WHAT THE EXERCISE ASKS. Copy all lines below exactly as written. Leave pictures out.

BEGIN DATASET CONTENT

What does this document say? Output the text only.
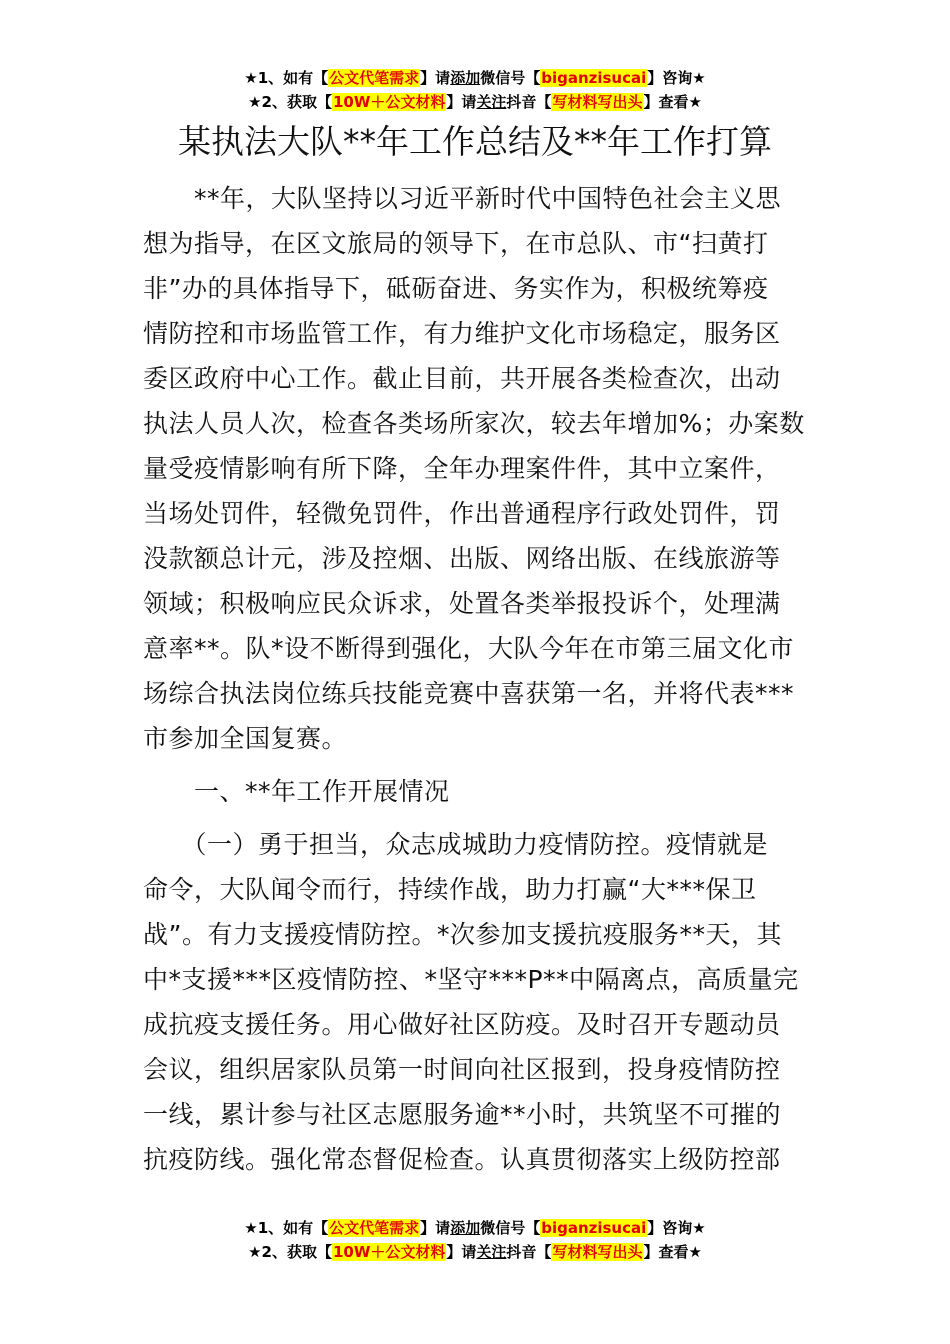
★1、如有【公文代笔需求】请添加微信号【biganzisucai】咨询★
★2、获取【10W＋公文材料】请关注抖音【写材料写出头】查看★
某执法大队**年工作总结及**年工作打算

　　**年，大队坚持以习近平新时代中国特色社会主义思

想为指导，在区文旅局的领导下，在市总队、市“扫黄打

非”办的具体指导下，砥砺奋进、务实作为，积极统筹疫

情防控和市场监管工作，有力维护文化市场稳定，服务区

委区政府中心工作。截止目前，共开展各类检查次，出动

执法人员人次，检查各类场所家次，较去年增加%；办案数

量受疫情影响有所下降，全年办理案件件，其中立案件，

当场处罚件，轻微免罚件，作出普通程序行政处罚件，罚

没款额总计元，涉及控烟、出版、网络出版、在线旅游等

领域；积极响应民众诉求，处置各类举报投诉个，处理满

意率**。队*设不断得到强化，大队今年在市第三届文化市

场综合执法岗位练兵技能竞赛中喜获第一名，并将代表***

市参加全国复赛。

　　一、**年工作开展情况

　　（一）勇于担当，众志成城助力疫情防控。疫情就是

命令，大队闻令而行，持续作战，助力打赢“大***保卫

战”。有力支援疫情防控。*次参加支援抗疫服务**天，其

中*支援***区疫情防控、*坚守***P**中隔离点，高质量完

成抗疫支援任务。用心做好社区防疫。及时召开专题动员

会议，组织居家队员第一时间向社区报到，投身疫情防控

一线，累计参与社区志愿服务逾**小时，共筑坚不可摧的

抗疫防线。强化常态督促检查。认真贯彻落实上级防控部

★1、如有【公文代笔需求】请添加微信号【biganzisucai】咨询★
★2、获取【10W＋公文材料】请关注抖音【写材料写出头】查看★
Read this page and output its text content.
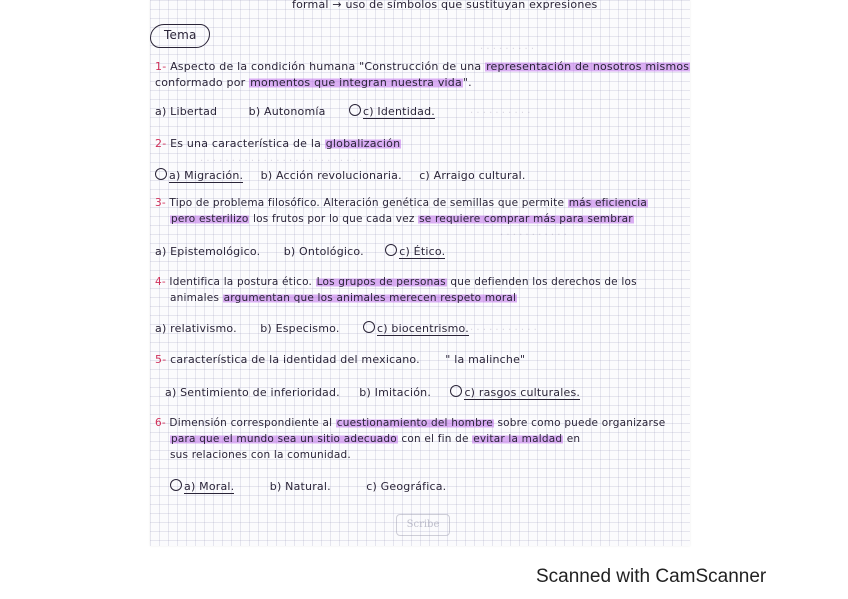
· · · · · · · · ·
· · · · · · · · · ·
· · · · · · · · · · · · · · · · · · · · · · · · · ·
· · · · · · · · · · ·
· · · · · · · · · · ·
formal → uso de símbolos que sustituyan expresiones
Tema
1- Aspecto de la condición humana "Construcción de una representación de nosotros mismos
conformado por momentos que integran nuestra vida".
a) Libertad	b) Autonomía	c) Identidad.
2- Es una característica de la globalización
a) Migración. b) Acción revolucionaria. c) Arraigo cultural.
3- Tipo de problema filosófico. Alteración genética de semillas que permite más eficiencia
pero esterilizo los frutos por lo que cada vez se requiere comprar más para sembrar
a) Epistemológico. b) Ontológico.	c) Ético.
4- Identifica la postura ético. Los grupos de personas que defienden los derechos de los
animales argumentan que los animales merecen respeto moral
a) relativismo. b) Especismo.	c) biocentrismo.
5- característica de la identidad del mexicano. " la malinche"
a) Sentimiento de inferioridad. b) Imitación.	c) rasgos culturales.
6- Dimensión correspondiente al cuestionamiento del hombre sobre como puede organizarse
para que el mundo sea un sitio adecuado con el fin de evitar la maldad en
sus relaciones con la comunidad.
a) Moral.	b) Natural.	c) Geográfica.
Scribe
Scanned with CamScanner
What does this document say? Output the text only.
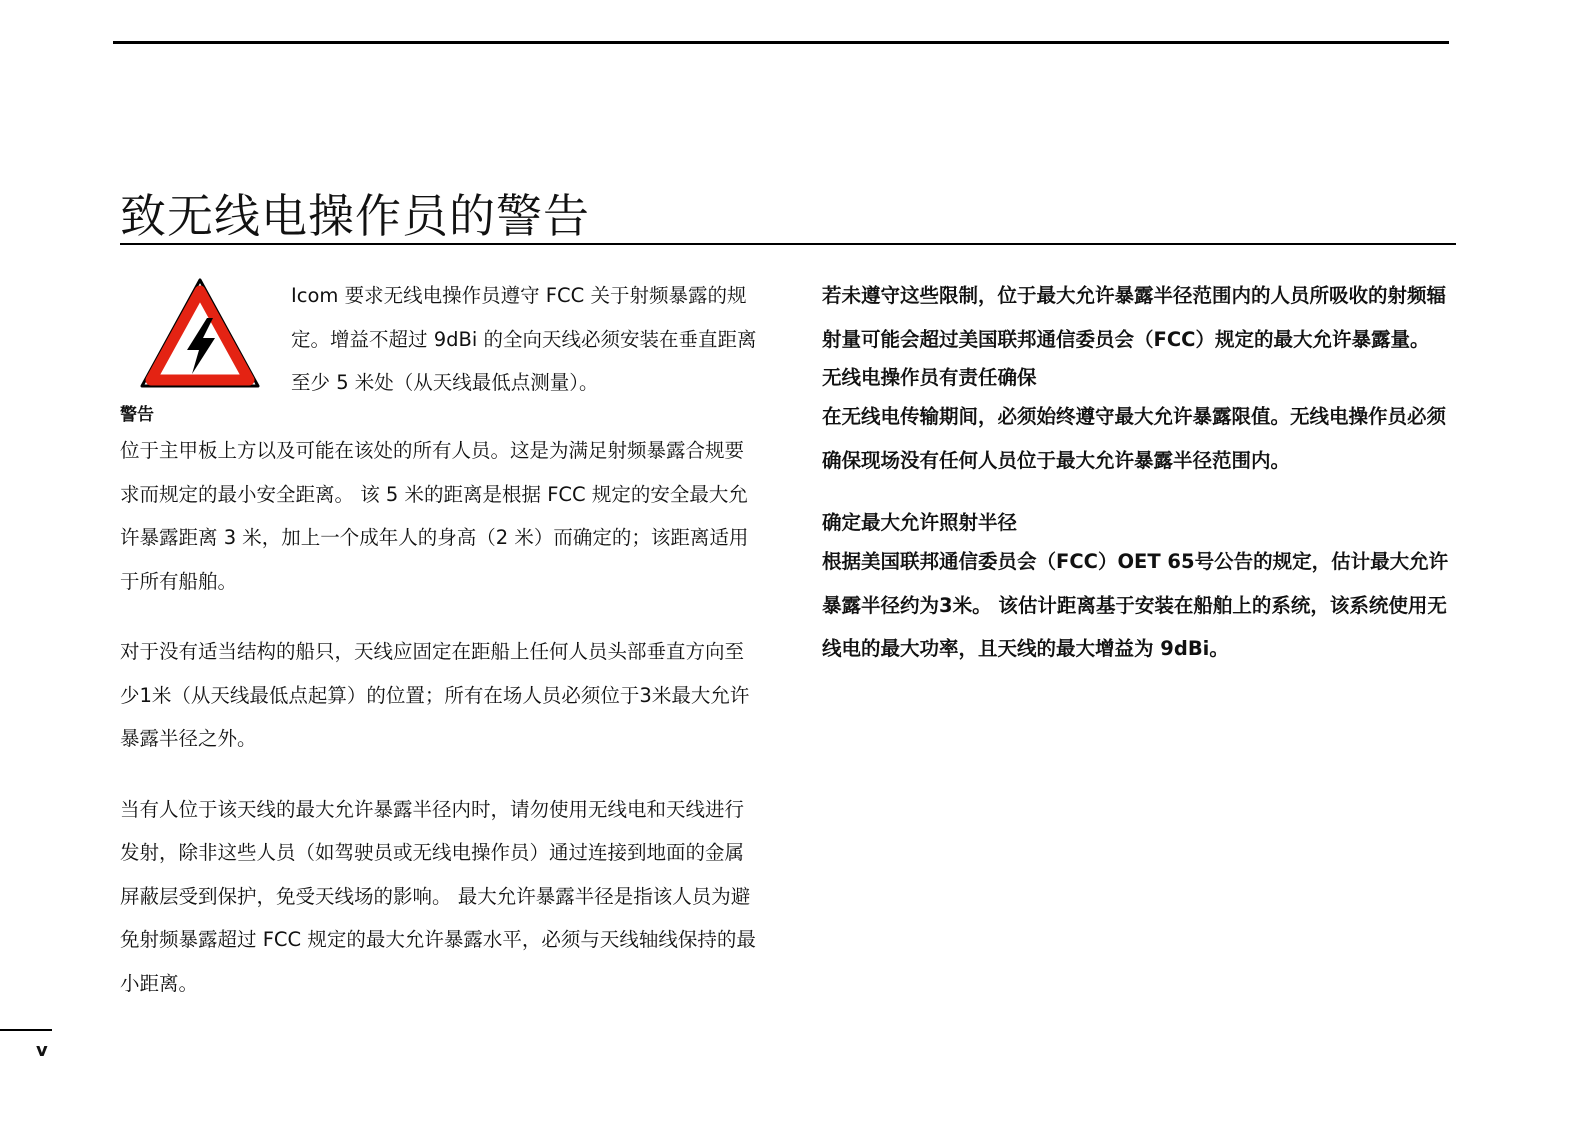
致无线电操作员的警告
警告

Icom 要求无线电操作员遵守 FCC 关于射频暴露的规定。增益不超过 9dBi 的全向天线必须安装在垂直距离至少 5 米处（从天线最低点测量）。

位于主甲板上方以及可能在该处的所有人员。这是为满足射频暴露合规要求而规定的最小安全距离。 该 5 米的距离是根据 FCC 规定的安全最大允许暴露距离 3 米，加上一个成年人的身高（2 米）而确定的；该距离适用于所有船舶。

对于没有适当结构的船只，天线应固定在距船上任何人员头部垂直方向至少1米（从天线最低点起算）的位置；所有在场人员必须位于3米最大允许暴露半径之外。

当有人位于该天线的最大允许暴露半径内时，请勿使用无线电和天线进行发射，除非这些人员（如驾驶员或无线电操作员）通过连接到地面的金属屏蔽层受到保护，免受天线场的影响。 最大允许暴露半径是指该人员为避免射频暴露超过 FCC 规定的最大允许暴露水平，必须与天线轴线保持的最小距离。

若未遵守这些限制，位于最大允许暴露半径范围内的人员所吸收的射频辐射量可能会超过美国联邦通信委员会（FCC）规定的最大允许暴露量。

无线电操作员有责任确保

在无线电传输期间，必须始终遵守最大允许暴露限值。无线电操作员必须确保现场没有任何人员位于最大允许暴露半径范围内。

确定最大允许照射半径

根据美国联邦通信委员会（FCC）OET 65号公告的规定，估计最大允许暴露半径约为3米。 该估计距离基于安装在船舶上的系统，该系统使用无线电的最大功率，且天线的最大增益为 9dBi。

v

END DATASET CONTENT

OUTPUT.
What does this document say? Output the text only.
★1、如有【公文代笔需求】请添加微信号【biganzisucai】咨询★
★2、获取【10W＋公文材料】请关注抖音【写材料写出头】查看★
某执法大队**年工作总结及**年工作打算

　　**年，大队坚持以习近平新时代中国特色社会主义思

想为指导，在区文旅局的领导下，在市总队、市“扫黄打

非”办的具体指导下，砥砺奋进、务实作为，积极统筹疫

情防控和市场监管工作，有力维护文化市场稳定，服务区

委区政府中心工作。截止目前，共开展各类检查次，出动

执法人员人次，检查各类场所家次，较去年增加%；办案数

量受疫情影响有所下降，全年办理案件件，其中立案件，

当场处罚件，轻微免罚件，作出普通程序行政处罚件，罚

没款额总计元，涉及控烟、出版、网络出版、在线旅游等

领域；积极响应民众诉求，处置各类举报投诉个，处理满

意率**。队*设不断得到强化，大队今年在市第三届文化市

场综合执法岗位练兵技能竞赛中喜获第一名，并将代表***

市参加全国复赛。

　　一、**年工作开展情况

　　（一）勇于担当，众志成城助力疫情防控。疫情就是

命令，大队闻令而行，持续作战，助力打赢“大***保卫

战”。有力支援疫情防控。*次参加支援抗疫服务**天，其

中*支援***区疫情防控、*坚守***P**中隔离点，高质量完

成抗疫支援任务。用心做好社区防疫。及时召开专题动员

会议，组织居家队员第一时间向社区报到，投身疫情防控

一线，累计参与社区志愿服务逾**小时，共筑坚不可摧的

抗疫防线。强化常态督促检查。认真贯彻落实上级防控部

★1、如有【公文代笔需求】请添加微信号【biganzisucai】咨询★
★2、获取【10W＋公文材料】请关注抖音【写材料写出头】查看★
Read this page and output its text content.
· · · · · · · · ·
· · · · · · · · · ·
· · · · · · · · · · · · · · · · · · · · · · · · · ·
· · · · · · · · · · ·
· · · · · · · · · · ·
formal → uso de símbolos que sustituyan expresiones
Tema
1- Aspecto de la condición humana "Construcción de una representación de nosotros mismos
conformado por momentos que integran nuestra vida".
a) Libertad	b) Autonomía	c) Identidad.
2- Es una característica de la globalización
a) Migración. b) Acción revolucionaria. c) Arraigo cultural.
3- Tipo de problema filosófico. Alteración genética de semillas que permite más eficiencia
pero esterilizo los frutos por lo que cada vez se requiere comprar más para sembrar
a) Epistemológico. b) Ontológico.	c) Ético.
4- Identifica la postura ético. Los grupos de personas que defienden los derechos de los
animales argumentan que los animales merecen respeto moral
a) relativismo. b) Especismo.	c) biocentrismo.
5- característica de la identidad del mexicano. " la malinche"
a) Sentimiento de inferioridad. b) Imitación.	c) rasgos culturales.
6- Dimensión correspondiente al cuestionamiento del hombre sobre como puede organizarse
para que el mundo sea un sitio adecuado con el fin de evitar la maldad en
sus relaciones con la comunidad.
a) Moral.	b) Natural.	c) Geográfica.
Scribe
Scanned with CamScanner
What does this document say? Output the text only.
致无线电操作员的警告
警告

Icom 要求无线电操作员遵守 FCC 关于射频暴露的规定。增益不超过 9dBi 的全向天线必须安装在垂直距离至少 5 米处（从天线最低点测量）。

位于主甲板上方以及可能在该处的所有人员。这是为满足射频暴露合规要求而规定的最小安全距离。 该 5 米的距离是根据 FCC 规定的安全最大允许暴露距离 3 米，加上一个成年人的身高（2 米）而确定的；该距离适用于所有船舶。

对于没有适当结构的船只，天线应固定在距船上任何人员头部垂直方向至少1米（从天线最低点起算）的位置；所有在场人员必须位于3米最大允许暴露半径之外。

当有人位于该天线的最大允许暴露半径内时，请勿使用无线电和天线进行发射，除非这些人员（如驾驶员或无线电操作员）通过连接到地面的金属屏蔽层受到保护，免受天线场的影响。 最大允许暴露半径是指该人员为避免射频暴露超过 FCC 规定的最大允许暴露水平，必须与天线轴线保持的最小距离。

若未遵守这些限制，位于最大允许暴露半径范围内的人员所吸收的射频辐射量可能会超过美国联邦通信委员会（FCC）规定的最大允许暴露量。

无线电操作员有责任确保

在无线电传输期间，必须始终遵守最大允许暴露限值。无线电操作员必须确保现场没有任何人员位于最大允许暴露半径范围内。

确定最大允许照射半径

根据美国联邦通信委员会（FCC）OET 65号公告的规定，估计最大允许暴露半径约为3米。 该估计距离基于安装在船舶上的系统，该系统使用无线电的最大功率，且天线的最大增益为 9dBi。

v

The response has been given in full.